Print every record below exactly as written.

* start Data lines *

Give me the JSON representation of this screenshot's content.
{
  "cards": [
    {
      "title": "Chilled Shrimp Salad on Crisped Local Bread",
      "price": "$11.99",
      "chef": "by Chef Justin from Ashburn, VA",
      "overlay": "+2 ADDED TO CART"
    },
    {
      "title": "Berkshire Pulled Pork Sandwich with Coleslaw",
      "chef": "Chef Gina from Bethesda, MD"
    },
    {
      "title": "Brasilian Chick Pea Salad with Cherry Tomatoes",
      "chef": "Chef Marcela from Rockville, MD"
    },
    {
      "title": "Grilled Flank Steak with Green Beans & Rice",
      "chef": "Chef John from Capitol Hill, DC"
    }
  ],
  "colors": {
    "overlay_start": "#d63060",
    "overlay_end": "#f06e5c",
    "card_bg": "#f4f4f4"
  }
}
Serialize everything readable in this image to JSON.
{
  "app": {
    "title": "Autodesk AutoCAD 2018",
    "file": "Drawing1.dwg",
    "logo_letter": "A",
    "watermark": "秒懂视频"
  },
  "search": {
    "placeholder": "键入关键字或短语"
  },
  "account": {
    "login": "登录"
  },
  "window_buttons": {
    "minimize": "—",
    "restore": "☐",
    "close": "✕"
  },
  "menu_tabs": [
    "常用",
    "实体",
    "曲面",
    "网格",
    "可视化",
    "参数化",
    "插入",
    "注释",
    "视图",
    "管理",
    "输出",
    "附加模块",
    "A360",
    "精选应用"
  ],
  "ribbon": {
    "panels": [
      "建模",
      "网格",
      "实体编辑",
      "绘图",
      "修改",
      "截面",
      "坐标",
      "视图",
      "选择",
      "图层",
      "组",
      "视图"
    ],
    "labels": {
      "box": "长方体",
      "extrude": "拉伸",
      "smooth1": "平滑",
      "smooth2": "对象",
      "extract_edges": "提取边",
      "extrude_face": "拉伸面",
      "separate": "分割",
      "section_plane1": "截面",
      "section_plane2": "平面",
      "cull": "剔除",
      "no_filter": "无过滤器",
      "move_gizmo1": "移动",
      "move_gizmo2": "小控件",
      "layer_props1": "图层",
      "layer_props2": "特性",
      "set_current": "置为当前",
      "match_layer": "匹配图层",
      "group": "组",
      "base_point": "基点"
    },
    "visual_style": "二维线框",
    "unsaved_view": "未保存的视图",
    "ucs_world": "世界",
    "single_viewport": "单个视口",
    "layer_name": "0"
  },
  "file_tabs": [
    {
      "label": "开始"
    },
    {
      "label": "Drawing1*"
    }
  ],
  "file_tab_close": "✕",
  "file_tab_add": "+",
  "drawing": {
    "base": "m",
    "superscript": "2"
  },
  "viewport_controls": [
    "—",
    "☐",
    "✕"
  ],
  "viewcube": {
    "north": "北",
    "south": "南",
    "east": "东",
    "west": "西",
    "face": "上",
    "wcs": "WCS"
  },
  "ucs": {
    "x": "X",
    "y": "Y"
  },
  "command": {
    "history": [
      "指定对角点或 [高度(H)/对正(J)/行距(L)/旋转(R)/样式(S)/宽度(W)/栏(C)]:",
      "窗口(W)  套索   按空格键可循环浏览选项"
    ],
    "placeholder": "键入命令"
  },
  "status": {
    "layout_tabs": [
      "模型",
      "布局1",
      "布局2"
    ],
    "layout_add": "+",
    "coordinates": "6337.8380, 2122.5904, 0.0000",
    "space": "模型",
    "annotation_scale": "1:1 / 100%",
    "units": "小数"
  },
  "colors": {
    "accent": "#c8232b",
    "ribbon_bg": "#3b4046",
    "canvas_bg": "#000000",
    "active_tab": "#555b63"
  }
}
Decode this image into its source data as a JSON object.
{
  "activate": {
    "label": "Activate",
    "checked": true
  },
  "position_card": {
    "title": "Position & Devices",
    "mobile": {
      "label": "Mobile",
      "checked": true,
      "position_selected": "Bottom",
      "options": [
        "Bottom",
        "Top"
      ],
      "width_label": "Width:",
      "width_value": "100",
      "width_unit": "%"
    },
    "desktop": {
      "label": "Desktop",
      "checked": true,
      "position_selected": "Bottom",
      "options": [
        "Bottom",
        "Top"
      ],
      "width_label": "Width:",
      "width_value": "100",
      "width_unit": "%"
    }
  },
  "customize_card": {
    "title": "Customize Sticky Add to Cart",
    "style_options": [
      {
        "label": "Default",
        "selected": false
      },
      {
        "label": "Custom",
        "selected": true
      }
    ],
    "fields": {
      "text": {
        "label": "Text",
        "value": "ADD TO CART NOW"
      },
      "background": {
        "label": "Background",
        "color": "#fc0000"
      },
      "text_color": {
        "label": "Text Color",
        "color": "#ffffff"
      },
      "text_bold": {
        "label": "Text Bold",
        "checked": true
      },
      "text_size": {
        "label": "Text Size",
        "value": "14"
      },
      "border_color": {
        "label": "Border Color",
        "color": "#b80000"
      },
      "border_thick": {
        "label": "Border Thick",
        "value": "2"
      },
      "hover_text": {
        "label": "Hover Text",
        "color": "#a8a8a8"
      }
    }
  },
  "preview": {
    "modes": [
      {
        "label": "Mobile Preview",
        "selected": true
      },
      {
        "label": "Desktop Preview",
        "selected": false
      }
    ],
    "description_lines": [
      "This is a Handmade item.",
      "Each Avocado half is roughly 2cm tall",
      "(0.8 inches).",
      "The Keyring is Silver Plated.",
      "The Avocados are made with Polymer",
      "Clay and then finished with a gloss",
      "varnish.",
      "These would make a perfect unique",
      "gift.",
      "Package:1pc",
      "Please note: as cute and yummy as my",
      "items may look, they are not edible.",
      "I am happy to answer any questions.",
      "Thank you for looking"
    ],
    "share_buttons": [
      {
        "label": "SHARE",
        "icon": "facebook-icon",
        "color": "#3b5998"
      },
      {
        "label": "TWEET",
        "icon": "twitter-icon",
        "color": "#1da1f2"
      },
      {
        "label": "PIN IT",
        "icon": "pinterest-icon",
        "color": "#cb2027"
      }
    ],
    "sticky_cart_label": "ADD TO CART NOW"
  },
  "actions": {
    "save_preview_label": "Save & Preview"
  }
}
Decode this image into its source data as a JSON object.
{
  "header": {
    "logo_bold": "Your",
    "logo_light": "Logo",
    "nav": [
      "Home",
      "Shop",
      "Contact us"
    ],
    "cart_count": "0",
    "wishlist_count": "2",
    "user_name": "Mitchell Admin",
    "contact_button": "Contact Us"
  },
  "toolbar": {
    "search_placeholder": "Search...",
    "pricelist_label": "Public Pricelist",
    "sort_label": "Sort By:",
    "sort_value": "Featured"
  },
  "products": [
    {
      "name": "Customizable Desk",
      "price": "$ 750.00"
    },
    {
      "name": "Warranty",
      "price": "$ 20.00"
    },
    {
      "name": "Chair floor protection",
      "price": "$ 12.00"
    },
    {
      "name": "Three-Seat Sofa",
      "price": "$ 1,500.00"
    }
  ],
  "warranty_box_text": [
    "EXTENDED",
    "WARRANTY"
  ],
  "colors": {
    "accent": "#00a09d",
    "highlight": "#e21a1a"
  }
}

* end Data lines *

**Task result**
Give me the JSON representation of this screenshot's content.
{
  "cards": [
    {
      "title": "Chilled Shrimp Salad on Crisped Local Bread",
      "price": "$11.99",
      "chef": "by Chef Justin from Ashburn, VA",
      "overlay": "+2 ADDED TO CART"
    },
    {
      "title": "Berkshire Pulled Pork Sandwich with Coleslaw",
      "chef": "Chef Gina from Bethesda, MD"
    },
    {
      "title": "Brasilian Chick Pea Salad with Cherry Tomatoes",
      "chef": "Chef Marcela from Rockville, MD"
    },
    {
      "title": "Grilled Flank Steak with Green Beans & Rice",
      "chef": "Chef John from Capitol Hill, DC"
    }
  ],
  "colors": {
    "overlay_start": "#d63060",
    "overlay_end": "#f06e5c",
    "card_bg": "#f4f4f4"
  }
}
Serialize everything readable in this image to JSON.
{
  "app": {
    "title": "Autodesk AutoCAD 2018",
    "file": "Drawing1.dwg",
    "logo_letter": "A",
    "watermark": "秒懂视频"
  },
  "search": {
    "placeholder": "键入关键字或短语"
  },
  "account": {
    "login": "登录"
  },
  "window_buttons": {
    "minimize": "—",
    "restore": "☐",
    "close": "✕"
  },
  "menu_tabs": [
    "常用",
    "实体",
    "曲面",
    "网格",
    "可视化",
    "参数化",
    "插入",
    "注释",
    "视图",
    "管理",
    "输出",
    "附加模块",
    "A360",
    "精选应用"
  ],
  "ribbon": {
    "panels": [
      "建模",
      "网格",
      "实体编辑",
      "绘图",
      "修改",
      "截面",
      "坐标",
      "视图",
      "选择",
      "图层",
      "组",
      "视图"
    ],
    "labels": {
      "box": "长方体",
      "extrude": "拉伸",
      "smooth1": "平滑",
      "smooth2": "对象",
      "extract_edges": "提取边",
      "extrude_face": "拉伸面",
      "separate": "分割",
      "section_plane1": "截面",
      "section_plane2": "平面",
      "cull": "剔除",
      "no_filter": "无过滤器",
      "move_gizmo1": "移动",
      "move_gizmo2": "小控件",
      "layer_props1": "图层",
      "layer_props2": "特性",
      "set_current": "置为当前",
      "match_layer": "匹配图层",
      "group": "组",
      "base_point": "基点"
    },
    "visual_style": "二维线框",
    "unsaved_view": "未保存的视图",
    "ucs_world": "世界",
    "single_viewport": "单个视口",
    "layer_name": "0"
  },
  "file_tabs": [
    {
      "label": "开始"
    },
    {
      "label": "Drawing1*"
    }
  ],
  "file_tab_close": "✕",
  "file_tab_add": "+",
  "drawing": {
    "base": "m",
    "superscript": "2"
  },
  "viewport_controls": [
    "—",
    "☐",
    "✕"
  ],
  "viewcube": {
    "north": "北",
    "south": "南",
    "east": "东",
    "west": "西",
    "face": "上",
    "wcs": "WCS"
  },
  "ucs": {
    "x": "X",
    "y": "Y"
  },
  "command": {
    "history": [
      "指定对角点或 [高度(H)/对正(J)/行距(L)/旋转(R)/样式(S)/宽度(W)/栏(C)]:",
      "窗口(W)  套索   按空格键可循环浏览选项"
    ],
    "placeholder": "键入命令"
  },
  "status": {
    "layout_tabs": [
      "模型",
      "布局1",
      "布局2"
    ],
    "layout_add": "+",
    "coordinates": "6337.8380, 2122.5904, 0.0000",
    "space": "模型",
    "annotation_scale": "1:1 / 100%",
    "units": "小数"
  },
  "colors": {
    "accent": "#c8232b",
    "ribbon_bg": "#3b4046",
    "canvas_bg": "#000000",
    "active_tab": "#555b63"
  }
}
Decode this image into its source data as a JSON object.
{
  "activate": {
    "label": "Activate",
    "checked": true
  },
  "position_card": {
    "title": "Position & Devices",
    "mobile": {
      "label": "Mobile",
      "checked": true,
      "position_selected": "Bottom",
      "options": [
        "Bottom",
        "Top"
      ],
      "width_label": "Width:",
      "width_value": "100",
      "width_unit": "%"
    },
    "desktop": {
      "label": "Desktop",
      "checked": true,
      "position_selected": "Bottom",
      "options": [
        "Bottom",
        "Top"
      ],
      "width_label": "Width:",
      "width_value": "100",
      "width_unit": "%"
    }
  },
  "customize_card": {
    "title": "Customize Sticky Add to Cart",
    "style_options": [
      {
        "label": "Default",
        "selected": false
      },
      {
        "label": "Custom",
        "selected": true
      }
    ],
    "fields": {
      "text": {
        "label": "Text",
        "value": "ADD TO CART NOW"
      },
      "background": {
        "label": "Background",
        "color": "#fc0000"
      },
      "text_color": {
        "label": "Text Color",
        "color": "#ffffff"
      },
      "text_bold": {
        "label": "Text Bold",
        "checked": true
      },
      "text_size": {
        "label": "Text Size",
        "value": "14"
      },
      "border_color": {
        "label": "Border Color",
        "color": "#b80000"
      },
      "border_thick": {
        "label": "Border Thick",
        "value": "2"
      },
      "hover_text": {
        "label": "Hover Text",
        "color": "#a8a8a8"
      }
    }
  },
  "preview": {
    "modes": [
      {
        "label": "Mobile Preview",
        "selected": true
      },
      {
        "label": "Desktop Preview",
        "selected": false
      }
    ],
    "description_lines": [
      "This is a Handmade item.",
      "Each Avocado half is roughly 2cm tall",
      "(0.8 inches).",
      "The Keyring is Silver Plated.",
      "The Avocados are made with Polymer",
      "Clay and then finished with a gloss",
      "varnish.",
      "These would make a perfect unique",
      "gift.",
      "Package:1pc",
      "Please note: as cute and yummy as my",
      "items may look, they are not edible.",
      "I am happy to answer any questions.",
      "Thank you for looking"
    ],
    "share_buttons": [
      {
        "label": "SHARE",
        "icon": "facebook-icon",
        "color": "#3b5998"
      },
      {
        "label": "TWEET",
        "icon": "twitter-icon",
        "color": "#1da1f2"
      },
      {
        "label": "PIN IT",
        "icon": "pinterest-icon",
        "color": "#cb2027"
      }
    ],
    "sticky_cart_label": "ADD TO CART NOW"
  },
  "actions": {
    "save_preview_label": "Save & Preview"
  }
}
Decode this image into its source data as a JSON object.
{
  "header": {
    "logo_bold": "Your",
    "logo_light": "Logo",
    "nav": [
      "Home",
      "Shop",
      "Contact us"
    ],
    "cart_count": "0",
    "wishlist_count": "2",
    "user_name": "Mitchell Admin",
    "contact_button": "Contact Us"
  },
  "toolbar": {
    "search_placeholder": "Search...",
    "pricelist_label": "Public Pricelist",
    "sort_label": "Sort By:",
    "sort_value": "Featured"
  },
  "products": [
    {
      "name": "Customizable Desk",
      "price": "$ 750.00"
    },
    {
      "name": "Warranty",
      "price": "$ 20.00"
    },
    {
      "name": "Chair floor protection",
      "price": "$ 12.00"
    },
    {
      "name": "Three-Seat Sofa",
      "price": "$ 1,500.00"
    }
  ],
  "warranty_box_text": [
    "EXTENDED",
    "WARRANTY"
  ],
  "colors": {
    "accent": "#00a09d",
    "highlight": "#e21a1a"
  }
}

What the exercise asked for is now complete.